**TASK PROMPT:**
Check every line of the entries that follow, and copy the ones containing "皇清經解續編".

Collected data
┄┄┄┄┄┄┄┄┄┄┄┄┄┄┄┄┄┄┄┄

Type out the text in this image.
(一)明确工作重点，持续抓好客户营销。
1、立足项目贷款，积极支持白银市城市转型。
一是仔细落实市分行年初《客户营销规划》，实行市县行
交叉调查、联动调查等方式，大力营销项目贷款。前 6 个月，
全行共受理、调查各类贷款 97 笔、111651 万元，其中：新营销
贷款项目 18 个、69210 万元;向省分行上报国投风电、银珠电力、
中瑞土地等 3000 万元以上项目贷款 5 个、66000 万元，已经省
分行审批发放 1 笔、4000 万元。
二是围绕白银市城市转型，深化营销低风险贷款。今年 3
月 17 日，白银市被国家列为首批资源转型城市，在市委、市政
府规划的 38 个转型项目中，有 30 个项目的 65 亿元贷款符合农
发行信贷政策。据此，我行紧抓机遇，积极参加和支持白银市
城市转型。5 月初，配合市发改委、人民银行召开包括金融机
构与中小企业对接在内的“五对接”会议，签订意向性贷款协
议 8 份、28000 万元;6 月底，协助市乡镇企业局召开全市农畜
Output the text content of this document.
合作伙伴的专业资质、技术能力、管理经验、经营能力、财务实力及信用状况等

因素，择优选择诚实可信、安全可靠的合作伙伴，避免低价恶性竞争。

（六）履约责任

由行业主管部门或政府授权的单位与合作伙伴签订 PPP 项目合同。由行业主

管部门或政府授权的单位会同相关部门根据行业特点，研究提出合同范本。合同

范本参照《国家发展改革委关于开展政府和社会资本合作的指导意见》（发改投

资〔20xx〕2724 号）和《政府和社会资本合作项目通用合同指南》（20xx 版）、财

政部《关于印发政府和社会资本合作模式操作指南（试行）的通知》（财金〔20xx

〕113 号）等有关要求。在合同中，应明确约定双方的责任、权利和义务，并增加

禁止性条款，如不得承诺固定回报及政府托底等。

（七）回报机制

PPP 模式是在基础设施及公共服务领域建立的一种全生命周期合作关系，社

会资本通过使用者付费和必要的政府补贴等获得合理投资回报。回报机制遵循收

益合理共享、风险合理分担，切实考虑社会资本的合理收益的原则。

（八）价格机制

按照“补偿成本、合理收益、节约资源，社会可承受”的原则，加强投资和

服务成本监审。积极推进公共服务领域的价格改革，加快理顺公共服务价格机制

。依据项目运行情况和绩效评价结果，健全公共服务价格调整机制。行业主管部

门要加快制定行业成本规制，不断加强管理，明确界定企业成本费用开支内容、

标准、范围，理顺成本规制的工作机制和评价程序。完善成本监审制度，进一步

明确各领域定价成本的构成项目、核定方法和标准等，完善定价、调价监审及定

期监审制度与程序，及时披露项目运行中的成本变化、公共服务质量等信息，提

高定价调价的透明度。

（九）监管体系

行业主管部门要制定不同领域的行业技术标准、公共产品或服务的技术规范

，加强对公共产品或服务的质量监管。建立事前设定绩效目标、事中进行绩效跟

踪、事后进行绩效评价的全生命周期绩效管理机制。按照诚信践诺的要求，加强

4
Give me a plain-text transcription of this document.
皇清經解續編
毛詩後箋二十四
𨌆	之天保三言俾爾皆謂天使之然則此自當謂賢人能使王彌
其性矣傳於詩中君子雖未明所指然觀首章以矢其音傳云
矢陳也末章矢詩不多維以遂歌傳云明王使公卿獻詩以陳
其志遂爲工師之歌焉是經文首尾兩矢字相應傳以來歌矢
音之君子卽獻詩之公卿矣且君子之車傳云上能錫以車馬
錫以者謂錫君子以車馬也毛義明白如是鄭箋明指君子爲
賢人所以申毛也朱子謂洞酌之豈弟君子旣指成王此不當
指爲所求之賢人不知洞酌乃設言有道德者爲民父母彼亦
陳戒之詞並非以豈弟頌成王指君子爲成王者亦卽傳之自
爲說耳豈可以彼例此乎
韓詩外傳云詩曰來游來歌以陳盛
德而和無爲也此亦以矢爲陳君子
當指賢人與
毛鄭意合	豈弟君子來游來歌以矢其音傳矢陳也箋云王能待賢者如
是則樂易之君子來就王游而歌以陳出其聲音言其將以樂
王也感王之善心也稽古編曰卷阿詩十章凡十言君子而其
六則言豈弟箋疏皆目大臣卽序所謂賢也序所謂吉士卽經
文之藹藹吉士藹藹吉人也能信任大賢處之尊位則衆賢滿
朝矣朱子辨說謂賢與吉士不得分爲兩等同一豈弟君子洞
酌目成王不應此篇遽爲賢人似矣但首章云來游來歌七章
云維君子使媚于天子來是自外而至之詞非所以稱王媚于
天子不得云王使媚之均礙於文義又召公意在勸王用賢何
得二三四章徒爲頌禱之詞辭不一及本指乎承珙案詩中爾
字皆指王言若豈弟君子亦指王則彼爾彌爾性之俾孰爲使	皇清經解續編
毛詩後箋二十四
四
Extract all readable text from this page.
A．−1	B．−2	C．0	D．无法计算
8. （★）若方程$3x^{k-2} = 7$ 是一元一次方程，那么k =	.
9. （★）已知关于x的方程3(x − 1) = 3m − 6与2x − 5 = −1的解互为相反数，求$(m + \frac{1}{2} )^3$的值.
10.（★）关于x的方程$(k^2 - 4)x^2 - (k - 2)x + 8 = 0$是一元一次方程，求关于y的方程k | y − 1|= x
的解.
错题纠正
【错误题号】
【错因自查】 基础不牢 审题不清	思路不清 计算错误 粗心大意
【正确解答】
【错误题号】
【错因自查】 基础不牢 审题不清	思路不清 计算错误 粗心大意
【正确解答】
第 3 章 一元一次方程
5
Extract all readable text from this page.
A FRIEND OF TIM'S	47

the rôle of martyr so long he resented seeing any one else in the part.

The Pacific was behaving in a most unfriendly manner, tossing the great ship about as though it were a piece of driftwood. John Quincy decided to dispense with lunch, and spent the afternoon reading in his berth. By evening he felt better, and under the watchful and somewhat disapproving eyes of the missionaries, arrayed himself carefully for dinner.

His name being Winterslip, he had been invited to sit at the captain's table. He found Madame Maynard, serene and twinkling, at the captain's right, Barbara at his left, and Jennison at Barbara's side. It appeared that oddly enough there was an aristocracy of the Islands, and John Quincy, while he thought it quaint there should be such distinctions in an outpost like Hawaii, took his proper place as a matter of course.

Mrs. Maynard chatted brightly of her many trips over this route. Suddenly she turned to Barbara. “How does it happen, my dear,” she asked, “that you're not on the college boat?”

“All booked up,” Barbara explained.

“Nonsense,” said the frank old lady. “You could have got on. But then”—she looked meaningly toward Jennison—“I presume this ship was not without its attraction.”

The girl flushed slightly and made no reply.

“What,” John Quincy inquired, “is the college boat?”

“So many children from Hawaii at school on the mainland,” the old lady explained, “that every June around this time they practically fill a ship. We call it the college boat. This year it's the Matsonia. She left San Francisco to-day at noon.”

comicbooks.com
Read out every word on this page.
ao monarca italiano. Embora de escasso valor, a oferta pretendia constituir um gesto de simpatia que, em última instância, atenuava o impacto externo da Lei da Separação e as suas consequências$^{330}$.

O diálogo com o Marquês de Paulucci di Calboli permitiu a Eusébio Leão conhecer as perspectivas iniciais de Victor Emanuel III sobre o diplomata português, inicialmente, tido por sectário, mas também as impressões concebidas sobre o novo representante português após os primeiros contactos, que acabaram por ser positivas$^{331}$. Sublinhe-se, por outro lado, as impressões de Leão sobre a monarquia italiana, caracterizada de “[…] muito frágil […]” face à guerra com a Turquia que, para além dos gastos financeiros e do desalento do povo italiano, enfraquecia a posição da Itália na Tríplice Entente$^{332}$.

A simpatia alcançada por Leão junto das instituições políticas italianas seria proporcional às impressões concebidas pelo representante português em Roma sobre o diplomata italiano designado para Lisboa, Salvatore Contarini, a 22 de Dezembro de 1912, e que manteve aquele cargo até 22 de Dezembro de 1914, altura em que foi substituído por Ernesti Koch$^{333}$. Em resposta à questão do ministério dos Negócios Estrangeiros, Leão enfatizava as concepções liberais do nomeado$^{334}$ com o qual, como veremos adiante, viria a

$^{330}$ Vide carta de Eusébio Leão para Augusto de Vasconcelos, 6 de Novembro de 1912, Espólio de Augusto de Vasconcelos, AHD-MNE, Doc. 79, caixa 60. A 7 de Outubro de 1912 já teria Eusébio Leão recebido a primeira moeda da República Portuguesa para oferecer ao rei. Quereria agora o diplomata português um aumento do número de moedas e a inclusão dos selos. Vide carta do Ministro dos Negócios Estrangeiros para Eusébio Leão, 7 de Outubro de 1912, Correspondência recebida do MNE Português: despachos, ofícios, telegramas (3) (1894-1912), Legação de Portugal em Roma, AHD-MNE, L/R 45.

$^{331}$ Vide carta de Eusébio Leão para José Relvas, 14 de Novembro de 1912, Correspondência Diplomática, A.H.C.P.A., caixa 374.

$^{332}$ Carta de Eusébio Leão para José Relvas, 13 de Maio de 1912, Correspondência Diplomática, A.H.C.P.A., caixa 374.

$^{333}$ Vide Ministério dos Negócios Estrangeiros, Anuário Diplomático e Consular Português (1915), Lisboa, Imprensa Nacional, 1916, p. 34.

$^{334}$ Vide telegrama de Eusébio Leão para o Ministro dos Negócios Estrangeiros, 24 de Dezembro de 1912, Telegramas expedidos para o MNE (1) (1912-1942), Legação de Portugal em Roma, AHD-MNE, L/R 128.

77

┄┄┄┄┄┄┄┄┄┄┄┄┄┄┄┄┄┄┄┄

**TASK OUTPUT:**
皇清經解續編
字皆指王言若豈弟君子亦指王則彼爾彌爾性之俾孰爲使	皇清經解續編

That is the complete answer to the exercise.